PROBLEM STATEMENT:
Retype the whole listing, please, keeping every line exact and dropping the pictures.

***

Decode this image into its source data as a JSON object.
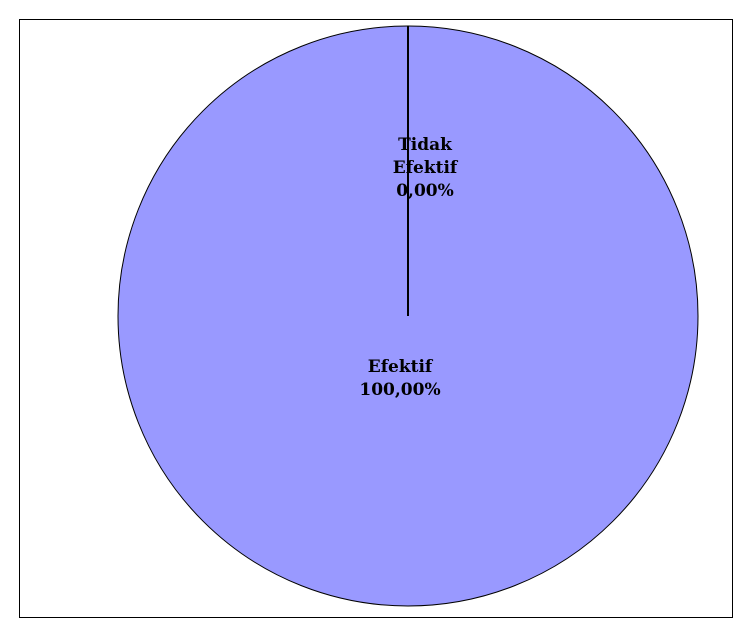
{
  "chart_data": {
    "type": "pie",
    "categories": [
      "Tidak Efektif",
      "Efektif"
    ],
    "values": [
      0.0,
      100.0
    ],
    "slices": [
      {
        "name_lines": [
          "Tidak",
          "Efektif"
        ],
        "percent_label": "0,00%",
        "value": 0.0,
        "color": "#9999ff"
      },
      {
        "name_lines": [
          "Efektif"
        ],
        "percent_label": "100,00%",
        "value": 100.0,
        "color": "#9999ff"
      }
    ],
    "title": "",
    "legend": "none"
  }
}
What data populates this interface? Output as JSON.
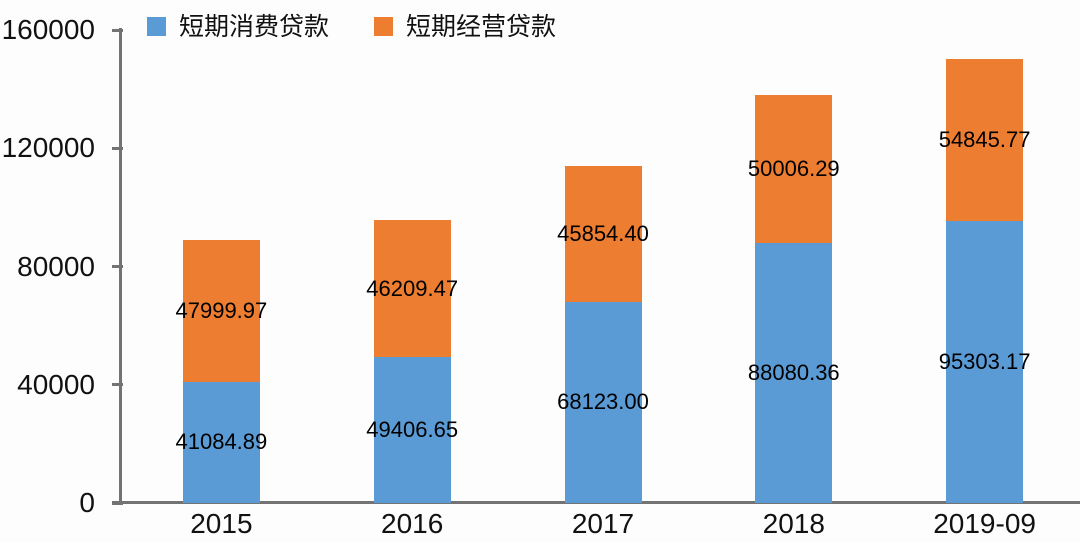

***

OUTPUT OF THE TASK:
Decode this image into its source data as a JSON object.
{
  "chart_data": {
    "type": "pie",
    "categories": [
      "Tidak Efektif",
      "Efektif"
    ],
    "values": [
      0.0,
      100.0
    ],
    "slices": [
      {
        "name_lines": [
          "Tidak",
          "Efektif"
        ],
        "percent_label": "0,00%",
        "value": 0.0,
        "color": "#9999ff"
      },
      {
        "name_lines": [
          "Efektif"
        ],
        "percent_label": "100,00%",
        "value": 100.0,
        "color": "#9999ff"
      }
    ],
    "title": "",
    "legend": "none"
  }
}
What data populates this interface? Output as JSON.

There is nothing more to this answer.